Repeat the full listing below verbatim and keep the images out.
[BEGIN Extracted material]
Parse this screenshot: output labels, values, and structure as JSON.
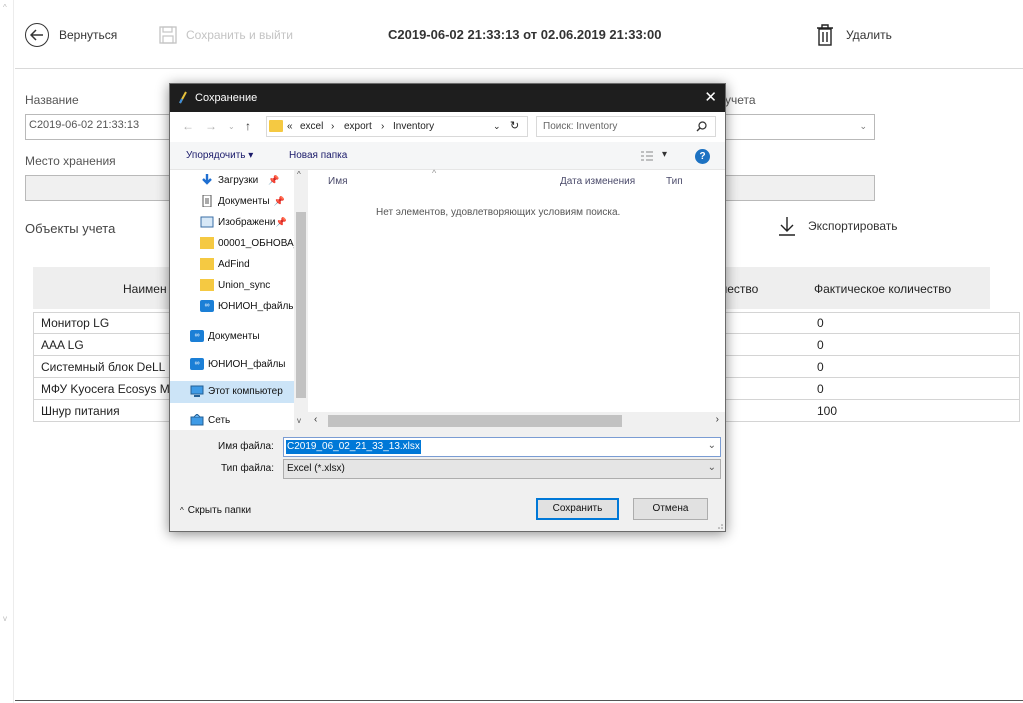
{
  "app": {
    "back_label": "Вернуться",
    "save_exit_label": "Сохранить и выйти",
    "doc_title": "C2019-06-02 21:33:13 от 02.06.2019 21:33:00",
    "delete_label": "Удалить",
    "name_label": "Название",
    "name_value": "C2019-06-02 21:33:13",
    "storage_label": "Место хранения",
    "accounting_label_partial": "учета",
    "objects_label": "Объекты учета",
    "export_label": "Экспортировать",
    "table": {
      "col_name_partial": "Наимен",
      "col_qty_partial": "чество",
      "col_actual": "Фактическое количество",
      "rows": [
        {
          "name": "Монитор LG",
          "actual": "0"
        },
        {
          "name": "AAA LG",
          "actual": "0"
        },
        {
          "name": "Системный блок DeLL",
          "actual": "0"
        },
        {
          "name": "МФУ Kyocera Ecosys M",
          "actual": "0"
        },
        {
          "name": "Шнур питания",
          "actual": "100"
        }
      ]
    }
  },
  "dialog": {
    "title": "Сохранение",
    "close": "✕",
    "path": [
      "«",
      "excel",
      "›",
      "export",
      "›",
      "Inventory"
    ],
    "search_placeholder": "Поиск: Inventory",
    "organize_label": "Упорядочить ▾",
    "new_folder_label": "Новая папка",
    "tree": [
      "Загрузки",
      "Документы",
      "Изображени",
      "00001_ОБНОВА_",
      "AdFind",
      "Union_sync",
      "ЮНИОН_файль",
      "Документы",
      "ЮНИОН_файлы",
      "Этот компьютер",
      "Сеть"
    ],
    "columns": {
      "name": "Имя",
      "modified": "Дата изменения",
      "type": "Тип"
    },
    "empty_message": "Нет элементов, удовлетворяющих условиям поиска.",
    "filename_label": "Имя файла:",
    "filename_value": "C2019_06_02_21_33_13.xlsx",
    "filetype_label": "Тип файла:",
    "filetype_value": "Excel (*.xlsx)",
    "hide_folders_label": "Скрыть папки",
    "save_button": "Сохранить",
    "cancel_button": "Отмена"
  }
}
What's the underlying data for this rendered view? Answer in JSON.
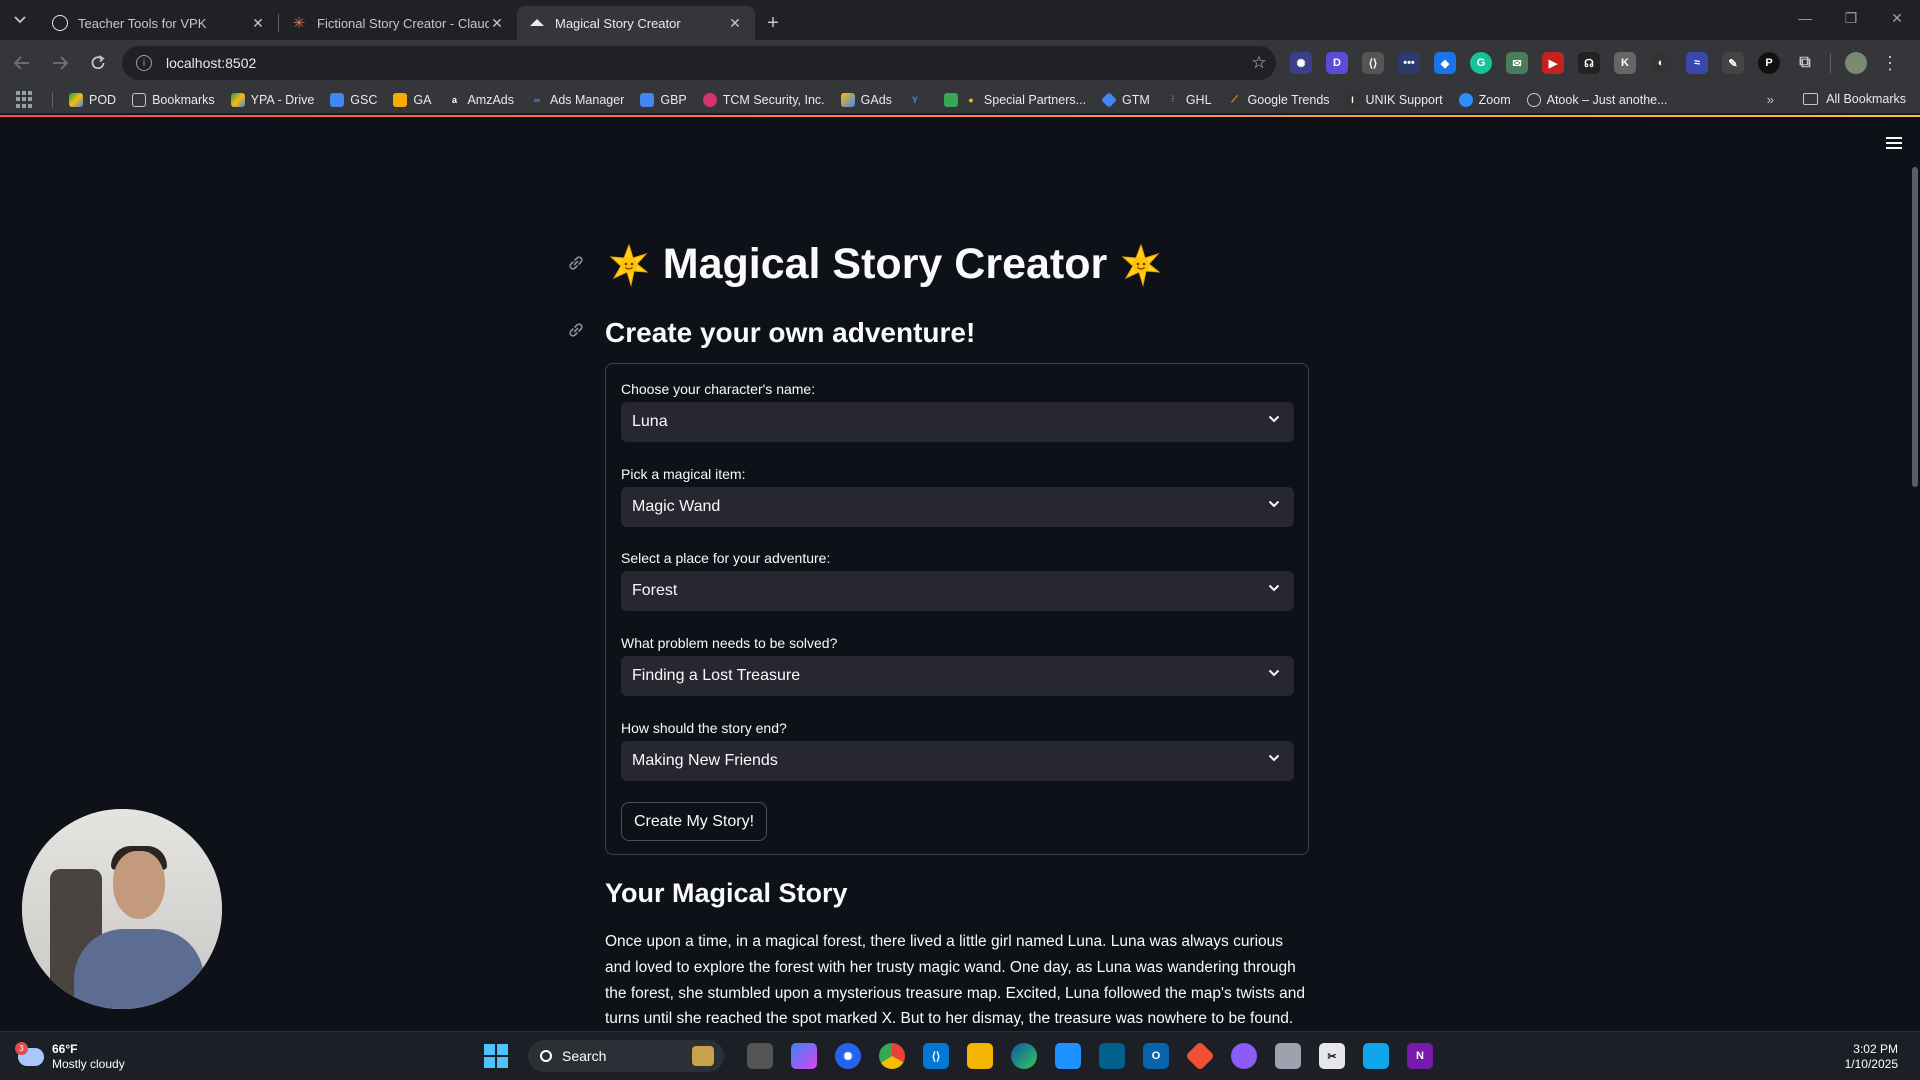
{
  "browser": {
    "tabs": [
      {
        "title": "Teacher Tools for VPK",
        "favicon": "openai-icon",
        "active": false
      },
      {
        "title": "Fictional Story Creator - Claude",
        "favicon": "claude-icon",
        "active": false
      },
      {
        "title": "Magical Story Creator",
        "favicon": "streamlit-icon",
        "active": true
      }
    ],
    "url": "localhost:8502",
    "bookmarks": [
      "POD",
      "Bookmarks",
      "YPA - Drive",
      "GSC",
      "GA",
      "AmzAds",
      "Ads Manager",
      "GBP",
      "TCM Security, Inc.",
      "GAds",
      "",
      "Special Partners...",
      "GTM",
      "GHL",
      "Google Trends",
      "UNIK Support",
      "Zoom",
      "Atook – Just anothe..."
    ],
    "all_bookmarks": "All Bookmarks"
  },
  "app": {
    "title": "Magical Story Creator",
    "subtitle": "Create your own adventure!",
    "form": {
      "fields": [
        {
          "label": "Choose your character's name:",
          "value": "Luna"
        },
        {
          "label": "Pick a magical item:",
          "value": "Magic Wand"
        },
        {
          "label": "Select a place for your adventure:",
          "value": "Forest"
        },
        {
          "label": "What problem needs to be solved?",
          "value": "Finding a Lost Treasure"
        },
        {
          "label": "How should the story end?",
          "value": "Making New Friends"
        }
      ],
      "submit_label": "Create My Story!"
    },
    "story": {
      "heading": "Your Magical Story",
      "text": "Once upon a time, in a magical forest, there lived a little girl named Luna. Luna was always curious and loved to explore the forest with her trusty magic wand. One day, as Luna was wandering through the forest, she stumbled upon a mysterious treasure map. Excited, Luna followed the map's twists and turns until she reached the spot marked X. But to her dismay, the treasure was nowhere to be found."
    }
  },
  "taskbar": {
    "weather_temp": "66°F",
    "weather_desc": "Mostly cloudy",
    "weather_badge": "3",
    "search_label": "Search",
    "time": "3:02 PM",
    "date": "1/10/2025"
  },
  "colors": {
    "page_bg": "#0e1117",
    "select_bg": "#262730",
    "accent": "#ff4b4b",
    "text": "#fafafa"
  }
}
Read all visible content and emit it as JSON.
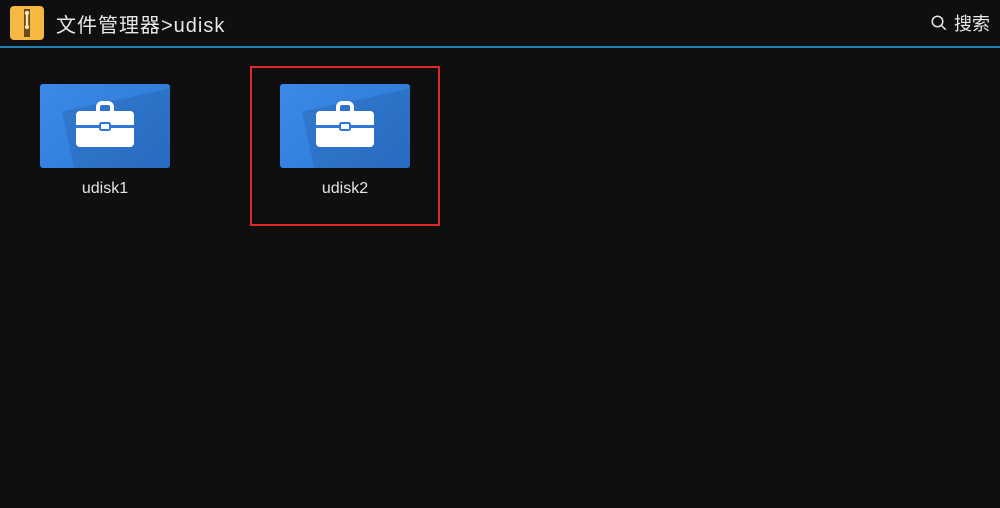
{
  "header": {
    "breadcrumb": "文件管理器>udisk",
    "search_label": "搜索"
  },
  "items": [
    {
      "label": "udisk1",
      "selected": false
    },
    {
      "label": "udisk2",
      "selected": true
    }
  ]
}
[END Extracted material]
Answer below:
Parse this screenshot: output labels, values, and structure as JSON.
{
  "app": {
    "back_label": "Вернуться",
    "save_exit_label": "Сохранить и выйти",
    "doc_title": "C2019-06-02 21:33:13 от 02.06.2019 21:33:00",
    "delete_label": "Удалить",
    "name_label": "Название",
    "name_value": "C2019-06-02 21:33:13",
    "storage_label": "Место хранения",
    "accounting_label_partial": "учета",
    "objects_label": "Объекты учета",
    "export_label": "Экспортировать",
    "table": {
      "col_name_partial": "Наимен",
      "col_qty_partial": "чество",
      "col_actual": "Фактическое количество",
      "rows": [
        {
          "name": "Монитор LG",
          "actual": "0"
        },
        {
          "name": "AAA LG",
          "actual": "0"
        },
        {
          "name": "Системный блок DeLL",
          "actual": "0"
        },
        {
          "name": "МФУ Kyocera Ecosys M",
          "actual": "0"
        },
        {
          "name": "Шнур питания",
          "actual": "100"
        }
      ]
    }
  },
  "dialog": {
    "title": "Сохранение",
    "close": "✕",
    "path": [
      "«",
      "excel",
      "›",
      "export",
      "›",
      "Inventory"
    ],
    "search_placeholder": "Поиск: Inventory",
    "organize_label": "Упорядочить ▾",
    "new_folder_label": "Новая папка",
    "tree": [
      "Загрузки",
      "Документы",
      "Изображени",
      "00001_ОБНОВА_",
      "AdFind",
      "Union_sync",
      "ЮНИОН_файль",
      "Документы",
      "ЮНИОН_файлы",
      "Этот компьютер",
      "Сеть"
    ],
    "columns": {
      "name": "Имя",
      "modified": "Дата изменения",
      "type": "Тип"
    },
    "empty_message": "Нет элементов, удовлетворяющих условиям поиска.",
    "filename_label": "Имя файла:",
    "filename_value": "C2019_06_02_21_33_13.xlsx",
    "filetype_label": "Тип файла:",
    "filetype_value": "Excel (*.xlsx)",
    "hide_folders_label": "Скрыть папки",
    "save_button": "Сохранить",
    "cancel_button": "Отмена"
  }
}
What's the underlying data for this rendered view? Answer in JSON.
{
  "browser": {
    "tabs": [
      {
        "title": "Teacher Tools for VPK",
        "favicon": "openai-icon",
        "active": false
      },
      {
        "title": "Fictional Story Creator - Claude",
        "favicon": "claude-icon",
        "active": false
      },
      {
        "title": "Magical Story Creator",
        "favicon": "streamlit-icon",
        "active": true
      }
    ],
    "url": "localhost:8502",
    "bookmarks": [
      "POD",
      "Bookmarks",
      "YPA - Drive",
      "GSC",
      "GA",
      "AmzAds",
      "Ads Manager",
      "GBP",
      "TCM Security, Inc.",
      "GAds",
      "",
      "Special Partners...",
      "GTM",
      "GHL",
      "Google Trends",
      "UNIK Support",
      "Zoom",
      "Atook – Just anothe..."
    ],
    "all_bookmarks": "All Bookmarks"
  },
  "app": {
    "title": "Magical Story Creator",
    "subtitle": "Create your own adventure!",
    "form": {
      "fields": [
        {
          "label": "Choose your character's name:",
          "value": "Luna"
        },
        {
          "label": "Pick a magical item:",
          "value": "Magic Wand"
        },
        {
          "label": "Select a place for your adventure:",
          "value": "Forest"
        },
        {
          "label": "What problem needs to be solved?",
          "value": "Finding a Lost Treasure"
        },
        {
          "label": "How should the story end?",
          "value": "Making New Friends"
        }
      ],
      "submit_label": "Create My Story!"
    },
    "story": {
      "heading": "Your Magical Story",
      "text": "Once upon a time, in a magical forest, there lived a little girl named Luna. Luna was always curious and loved to explore the forest with her trusty magic wand. One day, as Luna was wandering through the forest, she stumbled upon a mysterious treasure map. Excited, Luna followed the map's twists and turns until she reached the spot marked X. But to her dismay, the treasure was nowhere to be found."
    }
  },
  "taskbar": {
    "weather_temp": "66°F",
    "weather_desc": "Mostly cloudy",
    "weather_badge": "3",
    "search_label": "Search",
    "time": "3:02 PM",
    "date": "1/10/2025"
  },
  "colors": {
    "page_bg": "#0e1117",
    "select_bg": "#262730",
    "accent": "#ff4b4b",
    "text": "#fafafa"
  }
}
Read all visible content and emit it as JSON.
{
  "header": {
    "breadcrumb": "文件管理器>udisk",
    "search_label": "搜索"
  },
  "items": [
    {
      "label": "udisk1",
      "selected": false
    },
    {
      "label": "udisk2",
      "selected": true
    }
  ]
}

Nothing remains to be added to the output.